Every entry that follows should be repeated exactly; drop the images.

start DATASET EXCERPTS

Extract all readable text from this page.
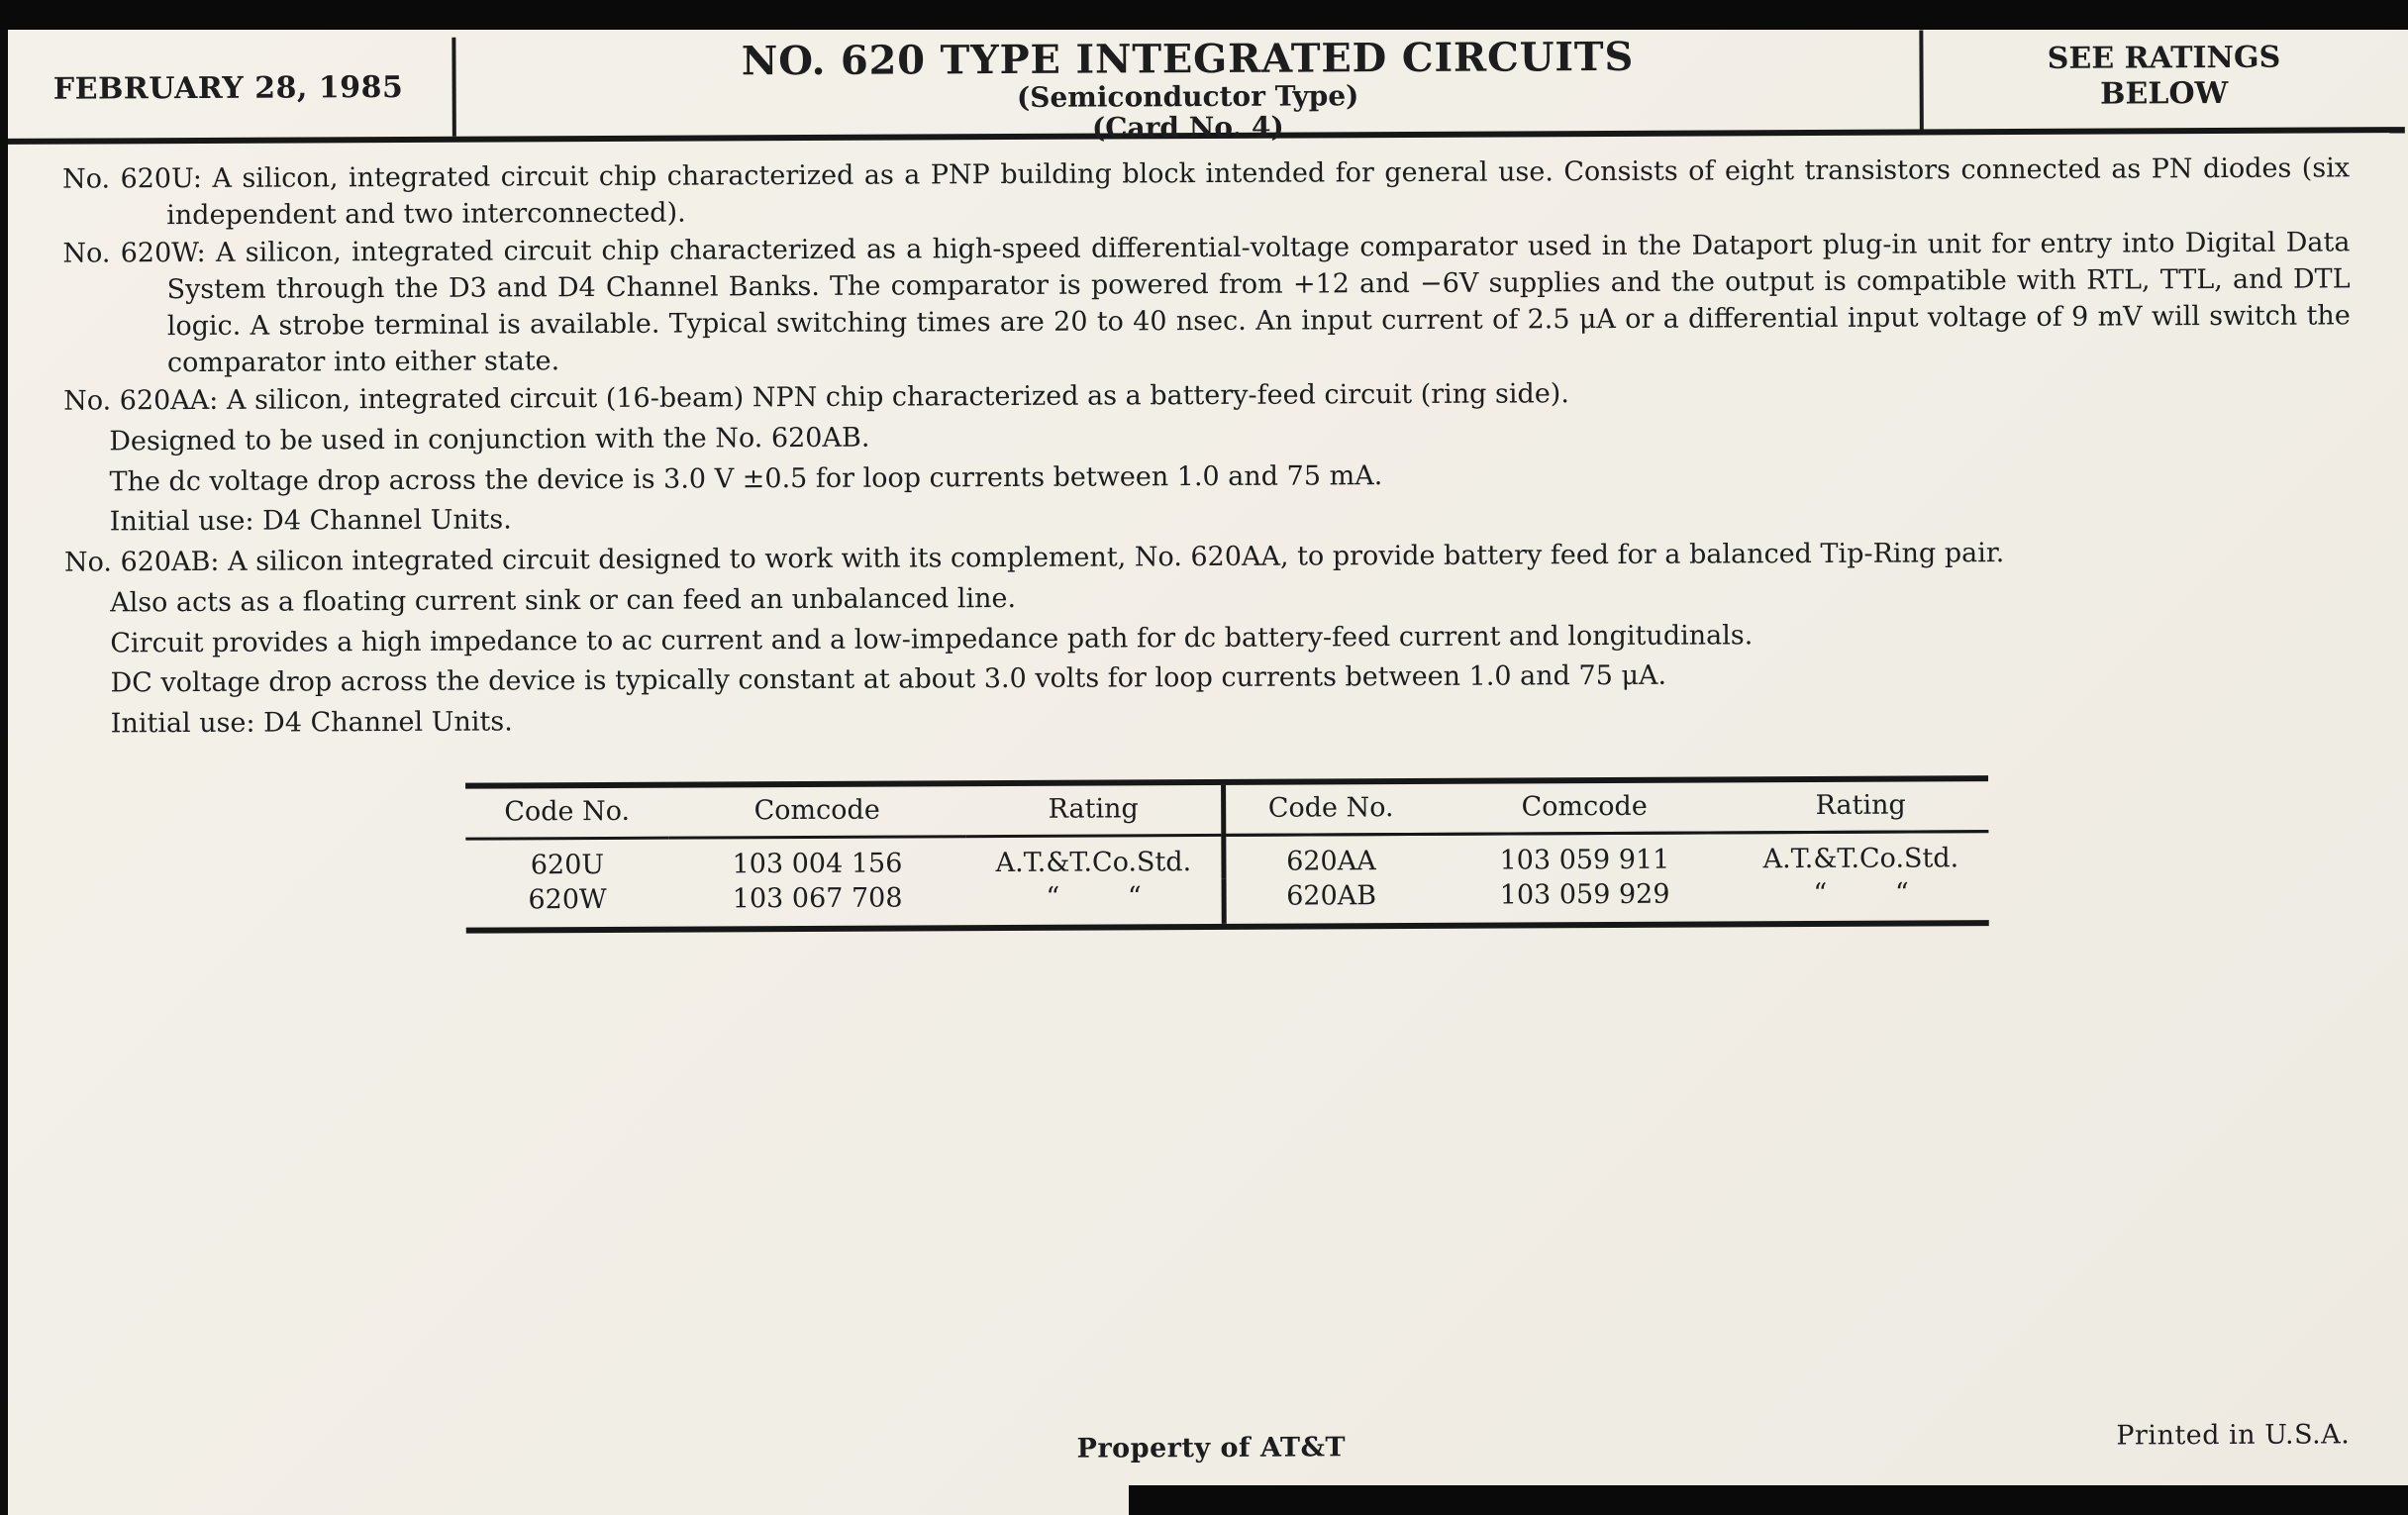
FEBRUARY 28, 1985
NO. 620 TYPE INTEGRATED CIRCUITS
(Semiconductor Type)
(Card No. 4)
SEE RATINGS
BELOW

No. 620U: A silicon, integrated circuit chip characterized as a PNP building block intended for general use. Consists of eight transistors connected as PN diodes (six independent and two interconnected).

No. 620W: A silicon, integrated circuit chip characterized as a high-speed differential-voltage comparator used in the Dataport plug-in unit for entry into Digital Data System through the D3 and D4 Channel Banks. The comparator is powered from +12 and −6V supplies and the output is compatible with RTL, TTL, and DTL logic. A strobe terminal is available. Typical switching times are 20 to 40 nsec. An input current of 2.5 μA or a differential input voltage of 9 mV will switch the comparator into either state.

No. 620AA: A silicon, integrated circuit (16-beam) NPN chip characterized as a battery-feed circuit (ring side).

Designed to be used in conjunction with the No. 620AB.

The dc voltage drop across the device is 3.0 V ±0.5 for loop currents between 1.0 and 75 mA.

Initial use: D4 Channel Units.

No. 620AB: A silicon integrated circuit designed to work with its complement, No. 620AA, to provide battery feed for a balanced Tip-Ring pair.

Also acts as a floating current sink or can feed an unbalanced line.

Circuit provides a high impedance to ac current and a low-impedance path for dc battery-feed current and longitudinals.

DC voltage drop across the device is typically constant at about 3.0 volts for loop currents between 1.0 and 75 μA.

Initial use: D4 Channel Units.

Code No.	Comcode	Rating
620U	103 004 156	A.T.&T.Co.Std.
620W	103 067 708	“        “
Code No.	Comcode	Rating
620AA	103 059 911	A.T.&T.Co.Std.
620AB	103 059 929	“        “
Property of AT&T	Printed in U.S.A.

end DATASET EXCERPTS

[TASK OUTPUT]
Extract all readable text from this page.
FEBRUARY 28, 1985
NO. 620 TYPE INTEGRATED CIRCUITS
(Semiconductor Type)
(Card No. 4)
SEE RATINGS
BELOW

No. 620U: A silicon, integrated circuit chip characterized as a PNP building block intended for general use. Consists of eight transistors connected as PN diodes (six independent and two interconnected).

No. 620W: A silicon, integrated circuit chip characterized as a high-speed differential-voltage comparator used in the Dataport plug-in unit for entry into Digital Data System through the D3 and D4 Channel Banks. The comparator is powered from +12 and −6V supplies and the output is compatible with RTL, TTL, and DTL logic. A strobe terminal is available. Typical switching times are 20 to 40 nsec. An input current of 2.5 μA or a differential input voltage of 9 mV will switch the comparator into either state.

No. 620AA: A silicon, integrated circuit (16-beam) NPN chip characterized as a battery-feed circuit (ring side).

Designed to be used in conjunction with the No. 620AB.

The dc voltage drop across the device is 3.0 V ±0.5 for loop currents between 1.0 and 75 mA.

Initial use: D4 Channel Units.

No. 620AB: A silicon integrated circuit designed to work with its complement, No. 620AA, to provide battery feed for a balanced Tip-Ring pair.

Also acts as a floating current sink or can feed an unbalanced line.

Circuit provides a high impedance to ac current and a low-impedance path for dc battery-feed current and longitudinals.

DC voltage drop across the device is typically constant at about 3.0 volts for loop currents between 1.0 and 75 μA.

Initial use: D4 Channel Units.

Code No.	Comcode	Rating
620U	103 004 156	A.T.&T.Co.Std.
620W	103 067 708	“        “
Code No.	Comcode	Rating
620AA	103 059 911	A.T.&T.Co.Std.
620AB	103 059 929	“        “
Property of AT&T	Printed in U.S.A.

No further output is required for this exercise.